◆ The problem: In the records that follow, show each line where the word "tulei" is present.

(Source records)

┌────────

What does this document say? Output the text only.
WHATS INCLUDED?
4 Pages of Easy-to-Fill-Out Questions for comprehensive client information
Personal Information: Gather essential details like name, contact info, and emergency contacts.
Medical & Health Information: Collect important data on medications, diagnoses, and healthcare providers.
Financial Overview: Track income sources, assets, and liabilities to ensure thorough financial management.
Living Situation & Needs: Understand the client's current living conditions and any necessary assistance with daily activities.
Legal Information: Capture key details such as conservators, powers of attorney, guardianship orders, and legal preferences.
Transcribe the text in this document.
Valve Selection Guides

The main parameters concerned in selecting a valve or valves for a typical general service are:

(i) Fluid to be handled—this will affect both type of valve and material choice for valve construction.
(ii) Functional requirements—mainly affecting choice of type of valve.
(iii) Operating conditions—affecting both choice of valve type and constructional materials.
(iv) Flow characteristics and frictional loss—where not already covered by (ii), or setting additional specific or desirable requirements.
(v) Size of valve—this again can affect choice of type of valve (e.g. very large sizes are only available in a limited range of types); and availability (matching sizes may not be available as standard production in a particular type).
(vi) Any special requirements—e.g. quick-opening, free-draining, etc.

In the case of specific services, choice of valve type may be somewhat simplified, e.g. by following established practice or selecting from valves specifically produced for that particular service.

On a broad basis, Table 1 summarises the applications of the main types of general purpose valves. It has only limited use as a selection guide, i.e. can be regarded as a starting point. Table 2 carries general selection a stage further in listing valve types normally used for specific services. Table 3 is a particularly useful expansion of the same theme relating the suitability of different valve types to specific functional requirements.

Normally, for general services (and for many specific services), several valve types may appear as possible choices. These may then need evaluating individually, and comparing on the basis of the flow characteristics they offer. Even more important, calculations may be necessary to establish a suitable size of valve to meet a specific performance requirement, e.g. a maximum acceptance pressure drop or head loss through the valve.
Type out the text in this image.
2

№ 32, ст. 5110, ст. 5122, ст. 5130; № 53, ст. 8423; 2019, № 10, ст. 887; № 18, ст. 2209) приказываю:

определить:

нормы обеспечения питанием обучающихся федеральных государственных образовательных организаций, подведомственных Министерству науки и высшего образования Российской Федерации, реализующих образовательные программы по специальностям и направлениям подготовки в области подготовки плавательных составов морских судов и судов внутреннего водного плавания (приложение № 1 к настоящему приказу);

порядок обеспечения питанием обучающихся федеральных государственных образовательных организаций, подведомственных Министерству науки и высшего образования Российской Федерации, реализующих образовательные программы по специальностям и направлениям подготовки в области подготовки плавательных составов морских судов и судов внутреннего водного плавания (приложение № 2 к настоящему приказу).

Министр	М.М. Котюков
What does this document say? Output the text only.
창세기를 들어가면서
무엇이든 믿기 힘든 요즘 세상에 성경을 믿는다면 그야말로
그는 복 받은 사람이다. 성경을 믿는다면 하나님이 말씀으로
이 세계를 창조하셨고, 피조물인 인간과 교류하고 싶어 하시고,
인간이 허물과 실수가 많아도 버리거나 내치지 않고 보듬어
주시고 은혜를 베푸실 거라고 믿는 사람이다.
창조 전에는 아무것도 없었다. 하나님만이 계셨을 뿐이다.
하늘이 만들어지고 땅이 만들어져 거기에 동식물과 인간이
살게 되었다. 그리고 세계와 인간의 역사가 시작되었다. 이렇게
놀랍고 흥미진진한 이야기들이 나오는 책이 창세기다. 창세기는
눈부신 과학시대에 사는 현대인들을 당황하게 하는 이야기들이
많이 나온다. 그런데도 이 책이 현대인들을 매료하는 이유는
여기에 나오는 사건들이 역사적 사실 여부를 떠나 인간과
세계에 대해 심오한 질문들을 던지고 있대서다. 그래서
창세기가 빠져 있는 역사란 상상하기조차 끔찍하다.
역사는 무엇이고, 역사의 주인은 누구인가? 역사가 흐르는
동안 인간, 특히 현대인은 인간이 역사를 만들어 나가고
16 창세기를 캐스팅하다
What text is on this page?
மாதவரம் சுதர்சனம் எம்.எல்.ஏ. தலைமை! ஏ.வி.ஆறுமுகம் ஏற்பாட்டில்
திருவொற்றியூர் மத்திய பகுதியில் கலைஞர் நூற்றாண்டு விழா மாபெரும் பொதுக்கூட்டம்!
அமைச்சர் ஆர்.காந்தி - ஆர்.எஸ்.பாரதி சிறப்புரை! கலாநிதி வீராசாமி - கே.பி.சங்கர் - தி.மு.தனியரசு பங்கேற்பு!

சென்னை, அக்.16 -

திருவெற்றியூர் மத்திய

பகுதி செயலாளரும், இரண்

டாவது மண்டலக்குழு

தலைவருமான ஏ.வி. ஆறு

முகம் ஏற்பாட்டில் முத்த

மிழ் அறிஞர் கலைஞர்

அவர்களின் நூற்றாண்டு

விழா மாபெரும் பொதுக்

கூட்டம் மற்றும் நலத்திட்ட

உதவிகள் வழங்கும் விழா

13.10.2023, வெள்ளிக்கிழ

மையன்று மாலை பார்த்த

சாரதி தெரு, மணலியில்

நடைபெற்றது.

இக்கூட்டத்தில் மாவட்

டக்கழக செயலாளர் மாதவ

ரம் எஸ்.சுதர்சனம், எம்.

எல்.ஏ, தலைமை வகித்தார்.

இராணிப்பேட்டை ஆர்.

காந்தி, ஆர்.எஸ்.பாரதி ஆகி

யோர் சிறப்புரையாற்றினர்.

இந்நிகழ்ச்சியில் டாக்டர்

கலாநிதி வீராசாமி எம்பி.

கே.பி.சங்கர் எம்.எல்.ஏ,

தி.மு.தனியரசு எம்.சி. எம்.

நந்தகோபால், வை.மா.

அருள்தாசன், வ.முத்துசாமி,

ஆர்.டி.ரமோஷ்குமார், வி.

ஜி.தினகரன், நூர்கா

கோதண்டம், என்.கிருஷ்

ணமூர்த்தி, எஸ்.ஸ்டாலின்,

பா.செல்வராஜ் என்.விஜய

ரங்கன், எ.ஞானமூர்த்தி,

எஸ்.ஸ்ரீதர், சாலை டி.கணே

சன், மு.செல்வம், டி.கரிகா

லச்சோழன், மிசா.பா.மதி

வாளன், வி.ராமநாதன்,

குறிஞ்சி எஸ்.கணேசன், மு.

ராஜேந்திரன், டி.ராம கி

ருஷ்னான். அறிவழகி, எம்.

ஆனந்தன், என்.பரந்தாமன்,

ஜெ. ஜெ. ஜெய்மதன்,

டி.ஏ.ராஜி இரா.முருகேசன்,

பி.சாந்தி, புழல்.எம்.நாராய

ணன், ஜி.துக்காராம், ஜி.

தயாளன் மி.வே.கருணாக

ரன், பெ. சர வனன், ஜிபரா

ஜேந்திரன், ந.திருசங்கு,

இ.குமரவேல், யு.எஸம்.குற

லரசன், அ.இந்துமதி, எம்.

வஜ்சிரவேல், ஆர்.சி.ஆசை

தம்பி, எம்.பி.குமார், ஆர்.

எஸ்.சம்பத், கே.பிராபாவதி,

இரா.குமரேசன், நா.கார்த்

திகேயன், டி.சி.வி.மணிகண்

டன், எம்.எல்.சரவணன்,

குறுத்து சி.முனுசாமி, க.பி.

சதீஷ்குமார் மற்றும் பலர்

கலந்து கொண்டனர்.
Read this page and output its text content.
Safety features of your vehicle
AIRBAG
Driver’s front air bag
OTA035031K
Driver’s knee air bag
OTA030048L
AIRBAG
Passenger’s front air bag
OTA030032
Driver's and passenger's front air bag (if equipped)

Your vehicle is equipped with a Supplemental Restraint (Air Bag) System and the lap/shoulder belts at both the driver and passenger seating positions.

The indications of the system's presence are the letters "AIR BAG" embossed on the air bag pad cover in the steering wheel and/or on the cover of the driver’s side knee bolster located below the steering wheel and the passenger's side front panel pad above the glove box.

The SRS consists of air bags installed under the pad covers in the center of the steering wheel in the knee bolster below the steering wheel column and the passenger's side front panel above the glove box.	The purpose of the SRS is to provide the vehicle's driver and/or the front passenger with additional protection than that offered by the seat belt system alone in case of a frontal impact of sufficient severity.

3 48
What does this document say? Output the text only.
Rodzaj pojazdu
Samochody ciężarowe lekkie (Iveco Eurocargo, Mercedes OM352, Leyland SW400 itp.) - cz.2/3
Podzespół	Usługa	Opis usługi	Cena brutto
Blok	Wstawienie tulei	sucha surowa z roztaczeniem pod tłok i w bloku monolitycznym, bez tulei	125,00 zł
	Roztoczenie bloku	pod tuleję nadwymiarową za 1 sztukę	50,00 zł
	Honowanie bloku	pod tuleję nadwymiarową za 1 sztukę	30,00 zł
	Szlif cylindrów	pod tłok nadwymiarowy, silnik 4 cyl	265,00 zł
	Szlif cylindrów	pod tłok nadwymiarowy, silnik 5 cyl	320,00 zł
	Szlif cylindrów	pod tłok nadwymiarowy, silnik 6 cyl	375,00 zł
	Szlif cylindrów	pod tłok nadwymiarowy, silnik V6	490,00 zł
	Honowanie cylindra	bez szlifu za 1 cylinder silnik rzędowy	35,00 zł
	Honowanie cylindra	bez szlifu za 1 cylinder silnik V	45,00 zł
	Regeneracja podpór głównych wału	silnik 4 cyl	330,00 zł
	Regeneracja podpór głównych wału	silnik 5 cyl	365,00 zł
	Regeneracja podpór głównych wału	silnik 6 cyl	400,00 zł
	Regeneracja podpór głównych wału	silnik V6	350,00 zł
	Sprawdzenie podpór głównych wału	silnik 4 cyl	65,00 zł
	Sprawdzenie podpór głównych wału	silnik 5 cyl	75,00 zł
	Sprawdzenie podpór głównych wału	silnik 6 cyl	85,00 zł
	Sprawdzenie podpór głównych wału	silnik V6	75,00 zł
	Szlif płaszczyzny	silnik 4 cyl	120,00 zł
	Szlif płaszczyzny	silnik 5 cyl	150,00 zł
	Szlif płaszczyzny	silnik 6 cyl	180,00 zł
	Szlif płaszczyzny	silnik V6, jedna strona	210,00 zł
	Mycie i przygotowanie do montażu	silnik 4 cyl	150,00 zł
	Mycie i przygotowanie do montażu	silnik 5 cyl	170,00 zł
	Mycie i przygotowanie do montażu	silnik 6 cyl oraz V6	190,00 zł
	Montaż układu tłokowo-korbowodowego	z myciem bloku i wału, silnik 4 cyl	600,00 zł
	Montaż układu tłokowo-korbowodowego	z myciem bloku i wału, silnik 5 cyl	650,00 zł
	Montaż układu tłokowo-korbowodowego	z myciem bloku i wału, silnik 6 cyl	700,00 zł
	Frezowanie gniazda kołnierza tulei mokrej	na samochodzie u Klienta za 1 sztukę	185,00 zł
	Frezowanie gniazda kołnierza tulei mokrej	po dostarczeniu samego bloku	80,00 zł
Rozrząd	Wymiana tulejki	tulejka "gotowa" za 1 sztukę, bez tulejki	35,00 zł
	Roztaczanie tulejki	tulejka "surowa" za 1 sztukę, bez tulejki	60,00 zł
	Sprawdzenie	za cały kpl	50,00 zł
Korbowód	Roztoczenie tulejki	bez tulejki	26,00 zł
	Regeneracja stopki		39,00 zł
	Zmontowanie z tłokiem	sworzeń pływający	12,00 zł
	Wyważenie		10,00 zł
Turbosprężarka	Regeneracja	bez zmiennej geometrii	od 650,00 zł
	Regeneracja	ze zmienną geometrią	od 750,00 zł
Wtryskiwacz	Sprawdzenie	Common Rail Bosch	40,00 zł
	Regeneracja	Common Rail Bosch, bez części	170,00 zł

└────────

◆ Task response:
Blok	Wstawienie tulei	sucha surowa z roztaczeniem pod tłok i w bloku monolitycznym, bez tulei	125,00 zł
	Frezowanie gniazda kołnierza tulei mokrej	na samochodzie u Klienta za 1 sztukę	185,00 zł
	Frezowanie gniazda kołnierza tulei mokrej	po dostarczeniu samego bloku	80,00 zł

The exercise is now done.